* [Written exercise] Here are some records. Copy each one exactly.

* [Entries provided]
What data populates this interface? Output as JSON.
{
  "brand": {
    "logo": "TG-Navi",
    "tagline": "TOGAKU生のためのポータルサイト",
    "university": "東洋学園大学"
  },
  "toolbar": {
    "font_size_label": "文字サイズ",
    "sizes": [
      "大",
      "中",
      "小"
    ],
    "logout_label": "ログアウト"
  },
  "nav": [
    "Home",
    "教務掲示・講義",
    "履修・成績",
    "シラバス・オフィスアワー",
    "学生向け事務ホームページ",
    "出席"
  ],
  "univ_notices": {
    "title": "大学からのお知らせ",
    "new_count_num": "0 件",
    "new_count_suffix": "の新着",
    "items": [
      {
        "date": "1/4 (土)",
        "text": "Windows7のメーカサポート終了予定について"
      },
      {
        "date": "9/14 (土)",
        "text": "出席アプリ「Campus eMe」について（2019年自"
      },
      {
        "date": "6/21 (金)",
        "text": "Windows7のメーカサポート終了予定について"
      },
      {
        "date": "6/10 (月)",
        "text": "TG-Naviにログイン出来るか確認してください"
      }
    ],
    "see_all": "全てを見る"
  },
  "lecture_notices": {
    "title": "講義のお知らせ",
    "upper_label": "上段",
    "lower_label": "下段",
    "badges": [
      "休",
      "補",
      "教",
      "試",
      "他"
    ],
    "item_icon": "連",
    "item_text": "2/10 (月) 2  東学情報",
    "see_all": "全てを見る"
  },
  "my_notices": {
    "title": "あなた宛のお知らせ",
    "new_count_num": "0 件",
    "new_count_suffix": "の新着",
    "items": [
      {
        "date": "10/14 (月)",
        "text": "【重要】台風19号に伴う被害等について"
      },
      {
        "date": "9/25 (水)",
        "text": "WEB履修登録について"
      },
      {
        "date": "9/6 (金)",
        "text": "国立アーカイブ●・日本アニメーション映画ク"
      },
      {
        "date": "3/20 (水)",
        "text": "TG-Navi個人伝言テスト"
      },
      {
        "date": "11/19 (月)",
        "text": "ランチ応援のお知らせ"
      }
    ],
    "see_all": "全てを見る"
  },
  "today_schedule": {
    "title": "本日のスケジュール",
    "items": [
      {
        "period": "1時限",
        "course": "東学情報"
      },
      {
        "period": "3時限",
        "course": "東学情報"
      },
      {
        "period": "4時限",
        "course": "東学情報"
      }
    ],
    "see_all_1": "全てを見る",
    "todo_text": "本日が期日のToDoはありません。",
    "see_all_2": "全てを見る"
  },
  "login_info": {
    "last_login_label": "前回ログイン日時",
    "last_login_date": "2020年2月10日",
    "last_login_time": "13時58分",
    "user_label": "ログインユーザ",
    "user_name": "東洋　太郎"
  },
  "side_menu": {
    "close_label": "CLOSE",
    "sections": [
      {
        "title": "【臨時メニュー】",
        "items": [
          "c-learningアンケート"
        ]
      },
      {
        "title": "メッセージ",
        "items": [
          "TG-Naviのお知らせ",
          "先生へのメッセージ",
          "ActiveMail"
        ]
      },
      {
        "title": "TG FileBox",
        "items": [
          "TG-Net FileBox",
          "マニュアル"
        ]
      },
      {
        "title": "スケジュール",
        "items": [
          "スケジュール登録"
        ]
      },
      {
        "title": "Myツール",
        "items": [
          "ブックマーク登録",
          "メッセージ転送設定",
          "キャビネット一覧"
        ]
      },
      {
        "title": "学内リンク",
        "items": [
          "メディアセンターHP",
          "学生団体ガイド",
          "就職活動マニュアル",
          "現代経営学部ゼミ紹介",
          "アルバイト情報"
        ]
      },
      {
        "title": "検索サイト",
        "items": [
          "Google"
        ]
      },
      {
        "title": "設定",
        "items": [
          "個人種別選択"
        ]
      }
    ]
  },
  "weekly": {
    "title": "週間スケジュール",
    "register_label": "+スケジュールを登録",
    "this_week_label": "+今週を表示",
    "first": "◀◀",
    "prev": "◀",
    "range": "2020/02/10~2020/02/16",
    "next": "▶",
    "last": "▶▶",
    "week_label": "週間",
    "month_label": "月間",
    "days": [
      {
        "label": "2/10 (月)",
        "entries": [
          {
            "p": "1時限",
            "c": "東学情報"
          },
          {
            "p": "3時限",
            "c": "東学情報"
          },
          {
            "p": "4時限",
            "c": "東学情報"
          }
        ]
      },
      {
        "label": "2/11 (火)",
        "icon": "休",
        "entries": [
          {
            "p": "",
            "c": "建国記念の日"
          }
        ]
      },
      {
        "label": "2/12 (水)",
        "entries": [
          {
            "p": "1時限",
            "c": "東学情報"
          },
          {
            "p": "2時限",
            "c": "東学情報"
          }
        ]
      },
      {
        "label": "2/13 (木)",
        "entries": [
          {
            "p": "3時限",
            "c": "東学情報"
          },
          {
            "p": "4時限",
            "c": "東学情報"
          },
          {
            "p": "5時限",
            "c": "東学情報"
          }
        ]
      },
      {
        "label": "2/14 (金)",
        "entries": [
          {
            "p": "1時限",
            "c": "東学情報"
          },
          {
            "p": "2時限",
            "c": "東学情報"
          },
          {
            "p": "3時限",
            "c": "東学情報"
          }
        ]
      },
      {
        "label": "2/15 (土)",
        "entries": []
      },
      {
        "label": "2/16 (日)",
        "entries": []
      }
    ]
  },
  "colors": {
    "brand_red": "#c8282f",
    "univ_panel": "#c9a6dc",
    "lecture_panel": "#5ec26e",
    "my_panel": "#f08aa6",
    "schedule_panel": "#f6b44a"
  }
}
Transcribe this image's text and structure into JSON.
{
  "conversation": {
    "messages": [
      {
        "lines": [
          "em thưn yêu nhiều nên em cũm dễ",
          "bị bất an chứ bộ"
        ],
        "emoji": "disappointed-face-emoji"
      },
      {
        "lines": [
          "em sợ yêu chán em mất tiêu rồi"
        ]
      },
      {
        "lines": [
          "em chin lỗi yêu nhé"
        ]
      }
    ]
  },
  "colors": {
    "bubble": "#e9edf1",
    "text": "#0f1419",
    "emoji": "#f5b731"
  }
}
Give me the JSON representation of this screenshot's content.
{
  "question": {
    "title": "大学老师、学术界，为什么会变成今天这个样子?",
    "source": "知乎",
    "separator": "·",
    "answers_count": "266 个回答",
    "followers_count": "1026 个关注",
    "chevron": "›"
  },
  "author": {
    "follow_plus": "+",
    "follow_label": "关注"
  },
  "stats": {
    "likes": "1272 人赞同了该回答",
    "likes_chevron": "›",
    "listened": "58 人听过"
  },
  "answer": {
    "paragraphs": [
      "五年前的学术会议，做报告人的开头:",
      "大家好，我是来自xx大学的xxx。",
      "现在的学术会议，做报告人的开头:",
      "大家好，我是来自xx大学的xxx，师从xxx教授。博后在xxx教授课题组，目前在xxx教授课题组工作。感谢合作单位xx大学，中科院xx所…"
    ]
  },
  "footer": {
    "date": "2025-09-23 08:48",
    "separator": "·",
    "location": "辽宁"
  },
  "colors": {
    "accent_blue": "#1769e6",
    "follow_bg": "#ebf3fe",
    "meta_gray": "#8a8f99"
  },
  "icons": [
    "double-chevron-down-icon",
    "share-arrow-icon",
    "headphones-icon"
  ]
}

* [Written response]
What data populates this interface? Output as JSON.
{
  "brand": {
    "logo": "TG-Navi",
    "tagline": "TOGAKU生のためのポータルサイト",
    "university": "東洋学園大学"
  },
  "toolbar": {
    "font_size_label": "文字サイズ",
    "sizes": [
      "大",
      "中",
      "小"
    ],
    "logout_label": "ログアウト"
  },
  "nav": [
    "Home",
    "教務掲示・講義",
    "履修・成績",
    "シラバス・オフィスアワー",
    "学生向け事務ホームページ",
    "出席"
  ],
  "univ_notices": {
    "title": "大学からのお知らせ",
    "new_count_num": "0 件",
    "new_count_suffix": "の新着",
    "items": [
      {
        "date": "1/4 (土)",
        "text": "Windows7のメーカサポート終了予定について"
      },
      {
        "date": "9/14 (土)",
        "text": "出席アプリ「Campus eMe」について（2019年自"
      },
      {
        "date": "6/21 (金)",
        "text": "Windows7のメーカサポート終了予定について"
      },
      {
        "date": "6/10 (月)",
        "text": "TG-Naviにログイン出来るか確認してください"
      }
    ],
    "see_all": "全てを見る"
  },
  "lecture_notices": {
    "title": "講義のお知らせ",
    "upper_label": "上段",
    "lower_label": "下段",
    "badges": [
      "休",
      "補",
      "教",
      "試",
      "他"
    ],
    "item_icon": "連",
    "item_text": "2/10 (月) 2  東学情報",
    "see_all": "全てを見る"
  },
  "my_notices": {
    "title": "あなた宛のお知らせ",
    "new_count_num": "0 件",
    "new_count_suffix": "の新着",
    "items": [
      {
        "date": "10/14 (月)",
        "text": "【重要】台風19号に伴う被害等について"
      },
      {
        "date": "9/25 (水)",
        "text": "WEB履修登録について"
      },
      {
        "date": "9/6 (金)",
        "text": "国立アーカイブ●・日本アニメーション映画ク"
      },
      {
        "date": "3/20 (水)",
        "text": "TG-Navi個人伝言テスト"
      },
      {
        "date": "11/19 (月)",
        "text": "ランチ応援のお知らせ"
      }
    ],
    "see_all": "全てを見る"
  },
  "today_schedule": {
    "title": "本日のスケジュール",
    "items": [
      {
        "period": "1時限",
        "course": "東学情報"
      },
      {
        "period": "3時限",
        "course": "東学情報"
      },
      {
        "period": "4時限",
        "course": "東学情報"
      }
    ],
    "see_all_1": "全てを見る",
    "todo_text": "本日が期日のToDoはありません。",
    "see_all_2": "全てを見る"
  },
  "login_info": {
    "last_login_label": "前回ログイン日時",
    "last_login_date": "2020年2月10日",
    "last_login_time": "13時58分",
    "user_label": "ログインユーザ",
    "user_name": "東洋　太郎"
  },
  "side_menu": {
    "close_label": "CLOSE",
    "sections": [
      {
        "title": "【臨時メニュー】",
        "items": [
          "c-learningアンケート"
        ]
      },
      {
        "title": "メッセージ",
        "items": [
          "TG-Naviのお知らせ",
          "先生へのメッセージ",
          "ActiveMail"
        ]
      },
      {
        "title": "TG FileBox",
        "items": [
          "TG-Net FileBox",
          "マニュアル"
        ]
      },
      {
        "title": "スケジュール",
        "items": [
          "スケジュール登録"
        ]
      },
      {
        "title": "Myツール",
        "items": [
          "ブックマーク登録",
          "メッセージ転送設定",
          "キャビネット一覧"
        ]
      },
      {
        "title": "学内リンク",
        "items": [
          "メディアセンターHP",
          "学生団体ガイド",
          "就職活動マニュアル",
          "現代経営学部ゼミ紹介",
          "アルバイト情報"
        ]
      },
      {
        "title": "検索サイト",
        "items": [
          "Google"
        ]
      },
      {
        "title": "設定",
        "items": [
          "個人種別選択"
        ]
      }
    ]
  },
  "weekly": {
    "title": "週間スケジュール",
    "register_label": "+スケジュールを登録",
    "this_week_label": "+今週を表示",
    "first": "◀◀",
    "prev": "◀",
    "range": "2020/02/10~2020/02/16",
    "next": "▶",
    "last": "▶▶",
    "week_label": "週間",
    "month_label": "月間",
    "days": [
      {
        "label": "2/10 (月)",
        "entries": [
          {
            "p": "1時限",
            "c": "東学情報"
          },
          {
            "p": "3時限",
            "c": "東学情報"
          },
          {
            "p": "4時限",
            "c": "東学情報"
          }
        ]
      },
      {
        "label": "2/11 (火)",
        "icon": "休",
        "entries": [
          {
            "p": "",
            "c": "建国記念の日"
          }
        ]
      },
      {
        "label": "2/12 (水)",
        "entries": [
          {
            "p": "1時限",
            "c": "東学情報"
          },
          {
            "p": "2時限",
            "c": "東学情報"
          }
        ]
      },
      {
        "label": "2/13 (木)",
        "entries": [
          {
            "p": "3時限",
            "c": "東学情報"
          },
          {
            "p": "4時限",
            "c": "東学情報"
          },
          {
            "p": "5時限",
            "c": "東学情報"
          }
        ]
      },
      {
        "label": "2/14 (金)",
        "entries": [
          {
            "p": "1時限",
            "c": "東学情報"
          },
          {
            "p": "2時限",
            "c": "東学情報"
          },
          {
            "p": "3時限",
            "c": "東学情報"
          }
        ]
      },
      {
        "label": "2/15 (土)",
        "entries": []
      },
      {
        "label": "2/16 (日)",
        "entries": []
      }
    ]
  },
  "colors": {
    "brand_red": "#c8282f",
    "univ_panel": "#c9a6dc",
    "lecture_panel": "#5ec26e",
    "my_panel": "#f08aa6",
    "schedule_panel": "#f6b44a"
  }
}
Transcribe this image's text and structure into JSON.
{
  "conversation": {
    "messages": [
      {
        "lines": [
          "em thưn yêu nhiều nên em cũm dễ",
          "bị bất an chứ bộ"
        ],
        "emoji": "disappointed-face-emoji"
      },
      {
        "lines": [
          "em sợ yêu chán em mất tiêu rồi"
        ]
      },
      {
        "lines": [
          "em chin lỗi yêu nhé"
        ]
      }
    ]
  },
  "colors": {
    "bubble": "#e9edf1",
    "text": "#0f1419",
    "emoji": "#f5b731"
  }
}
Give me the JSON representation of this screenshot's content.
{
  "question": {
    "title": "大学老师、学术界，为什么会变成今天这个样子?",
    "source": "知乎",
    "separator": "·",
    "answers_count": "266 个回答",
    "followers_count": "1026 个关注",
    "chevron": "›"
  },
  "author": {
    "follow_plus": "+",
    "follow_label": "关注"
  },
  "stats": {
    "likes": "1272 人赞同了该回答",
    "likes_chevron": "›",
    "listened": "58 人听过"
  },
  "answer": {
    "paragraphs": [
      "五年前的学术会议，做报告人的开头:",
      "大家好，我是来自xx大学的xxx。",
      "现在的学术会议，做报告人的开头:",
      "大家好，我是来自xx大学的xxx，师从xxx教授。博后在xxx教授课题组，目前在xxx教授课题组工作。感谢合作单位xx大学，中科院xx所…"
    ]
  },
  "footer": {
    "date": "2025-09-23 08:48",
    "separator": "·",
    "location": "辽宁"
  },
  "colors": {
    "accent_blue": "#1769e6",
    "follow_bg": "#ebf3fe",
    "meta_gray": "#8a8f99"
  },
  "icons": [
    "double-chevron-down-icon",
    "share-arrow-icon",
    "headphones-icon"
  ]
}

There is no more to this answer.